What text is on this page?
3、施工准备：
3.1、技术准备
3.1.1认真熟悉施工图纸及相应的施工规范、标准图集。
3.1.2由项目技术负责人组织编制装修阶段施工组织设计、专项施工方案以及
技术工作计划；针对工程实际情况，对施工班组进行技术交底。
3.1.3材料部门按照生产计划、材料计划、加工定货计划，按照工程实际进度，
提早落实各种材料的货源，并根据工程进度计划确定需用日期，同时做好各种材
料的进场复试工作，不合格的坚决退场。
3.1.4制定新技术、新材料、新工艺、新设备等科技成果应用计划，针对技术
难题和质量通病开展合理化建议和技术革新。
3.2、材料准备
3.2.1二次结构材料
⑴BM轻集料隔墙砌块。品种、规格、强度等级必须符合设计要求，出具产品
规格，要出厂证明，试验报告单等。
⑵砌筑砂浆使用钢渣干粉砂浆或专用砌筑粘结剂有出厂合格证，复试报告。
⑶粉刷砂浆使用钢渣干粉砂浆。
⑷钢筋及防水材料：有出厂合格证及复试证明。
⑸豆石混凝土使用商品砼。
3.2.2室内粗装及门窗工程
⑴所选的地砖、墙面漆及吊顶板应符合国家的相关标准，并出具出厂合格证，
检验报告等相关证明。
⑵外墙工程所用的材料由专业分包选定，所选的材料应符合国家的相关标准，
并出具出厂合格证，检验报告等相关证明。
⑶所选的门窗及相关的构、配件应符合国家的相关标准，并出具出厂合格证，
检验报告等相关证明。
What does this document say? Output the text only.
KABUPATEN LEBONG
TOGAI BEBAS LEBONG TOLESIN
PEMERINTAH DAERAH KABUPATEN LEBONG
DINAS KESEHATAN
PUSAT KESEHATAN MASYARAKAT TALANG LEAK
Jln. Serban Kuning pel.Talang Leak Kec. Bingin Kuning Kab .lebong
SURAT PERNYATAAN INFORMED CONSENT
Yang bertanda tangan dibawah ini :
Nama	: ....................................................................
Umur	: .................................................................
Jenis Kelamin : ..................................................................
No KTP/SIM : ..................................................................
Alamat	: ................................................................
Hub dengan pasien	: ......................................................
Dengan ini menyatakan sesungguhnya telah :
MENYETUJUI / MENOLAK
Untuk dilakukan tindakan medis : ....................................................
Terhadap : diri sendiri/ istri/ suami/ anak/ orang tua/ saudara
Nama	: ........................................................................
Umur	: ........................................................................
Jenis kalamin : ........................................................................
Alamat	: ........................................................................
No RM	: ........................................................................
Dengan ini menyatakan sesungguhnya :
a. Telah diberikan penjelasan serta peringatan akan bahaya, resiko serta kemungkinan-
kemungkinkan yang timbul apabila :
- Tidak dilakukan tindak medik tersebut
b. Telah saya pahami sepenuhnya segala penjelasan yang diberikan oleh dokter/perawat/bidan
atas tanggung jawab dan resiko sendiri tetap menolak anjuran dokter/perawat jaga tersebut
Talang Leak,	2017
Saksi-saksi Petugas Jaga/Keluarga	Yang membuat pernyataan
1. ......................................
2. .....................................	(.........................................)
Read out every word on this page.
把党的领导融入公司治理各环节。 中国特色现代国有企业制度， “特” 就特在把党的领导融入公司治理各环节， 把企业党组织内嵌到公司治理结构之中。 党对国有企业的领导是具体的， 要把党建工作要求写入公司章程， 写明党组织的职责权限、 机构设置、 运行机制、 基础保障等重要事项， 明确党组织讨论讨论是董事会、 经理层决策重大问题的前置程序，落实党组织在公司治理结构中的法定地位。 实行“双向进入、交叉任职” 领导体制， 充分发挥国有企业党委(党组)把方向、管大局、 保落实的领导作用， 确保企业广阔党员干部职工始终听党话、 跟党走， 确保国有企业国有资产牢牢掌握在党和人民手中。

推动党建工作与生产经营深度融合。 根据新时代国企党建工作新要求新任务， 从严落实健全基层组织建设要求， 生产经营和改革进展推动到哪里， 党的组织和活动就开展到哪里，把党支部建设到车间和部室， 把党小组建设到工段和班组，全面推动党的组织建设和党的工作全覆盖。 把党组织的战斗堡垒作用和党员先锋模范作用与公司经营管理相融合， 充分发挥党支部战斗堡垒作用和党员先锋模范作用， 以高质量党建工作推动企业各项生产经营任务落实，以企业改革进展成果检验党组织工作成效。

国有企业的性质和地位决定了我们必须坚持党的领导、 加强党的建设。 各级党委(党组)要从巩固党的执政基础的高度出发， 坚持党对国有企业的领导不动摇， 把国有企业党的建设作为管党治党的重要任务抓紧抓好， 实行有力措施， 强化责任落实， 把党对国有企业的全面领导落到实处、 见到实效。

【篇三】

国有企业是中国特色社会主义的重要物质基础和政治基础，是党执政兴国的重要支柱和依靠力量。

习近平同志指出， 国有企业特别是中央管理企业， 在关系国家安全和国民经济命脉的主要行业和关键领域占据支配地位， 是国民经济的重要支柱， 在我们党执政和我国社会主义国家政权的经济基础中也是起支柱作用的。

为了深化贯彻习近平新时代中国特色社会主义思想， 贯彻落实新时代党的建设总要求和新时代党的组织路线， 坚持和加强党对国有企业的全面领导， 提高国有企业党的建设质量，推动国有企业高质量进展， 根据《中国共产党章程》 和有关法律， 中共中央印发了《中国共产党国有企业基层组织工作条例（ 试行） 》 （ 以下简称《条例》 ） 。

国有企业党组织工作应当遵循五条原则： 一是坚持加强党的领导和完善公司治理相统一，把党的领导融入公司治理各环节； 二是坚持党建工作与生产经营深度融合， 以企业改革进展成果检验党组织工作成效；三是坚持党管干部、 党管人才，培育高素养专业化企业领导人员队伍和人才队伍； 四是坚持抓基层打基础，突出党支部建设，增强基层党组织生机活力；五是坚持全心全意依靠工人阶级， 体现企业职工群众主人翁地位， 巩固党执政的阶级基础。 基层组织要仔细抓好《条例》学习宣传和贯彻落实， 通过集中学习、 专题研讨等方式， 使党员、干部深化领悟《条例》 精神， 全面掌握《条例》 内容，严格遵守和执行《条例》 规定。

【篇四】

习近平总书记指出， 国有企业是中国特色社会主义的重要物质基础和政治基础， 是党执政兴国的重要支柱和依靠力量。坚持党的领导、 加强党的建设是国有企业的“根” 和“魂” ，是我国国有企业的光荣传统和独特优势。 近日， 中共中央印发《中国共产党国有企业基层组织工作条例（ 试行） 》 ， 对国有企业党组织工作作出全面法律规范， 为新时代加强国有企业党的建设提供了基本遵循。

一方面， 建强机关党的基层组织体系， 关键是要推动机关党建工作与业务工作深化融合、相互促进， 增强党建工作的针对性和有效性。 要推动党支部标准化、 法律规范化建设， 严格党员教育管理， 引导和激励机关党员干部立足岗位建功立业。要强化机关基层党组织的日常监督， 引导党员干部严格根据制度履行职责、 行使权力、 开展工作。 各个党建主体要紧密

WHAT YOU HAVE TO DO: In the entries above, identify every line with the string "中国共产党国有企业基层组织工作条例".

PROBLEM SOLUTION:
为了深化贯彻习近平新时代中国特色社会主义思想， 贯彻落实新时代党的建设总要求和新时代党的组织路线， 坚持和加强党对国有企业的全面领导， 提高国有企业党的建设质量，推动国有企业高质量进展， 根据《中国共产党章程》 和有关法律， 中共中央印发了《中国共产党国有企业基层组织工作条例（ 试行） 》 （ 以下简称《条例》 ） 。
习近平总书记指出， 国有企业是中国特色社会主义的重要物质基础和政治基础， 是党执政兴国的重要支柱和依靠力量。坚持党的领导、 加强党的建设是国有企业的“根” 和“魂” ，是我国国有企业的光荣传统和独特优势。 近日， 中共中央印发《中国共产党国有企业基层组织工作条例（ 试行） 》 ， 对国有企业党组织工作作出全面法律规范， 为新时代加强国有企业党的建设提供了基本遵循。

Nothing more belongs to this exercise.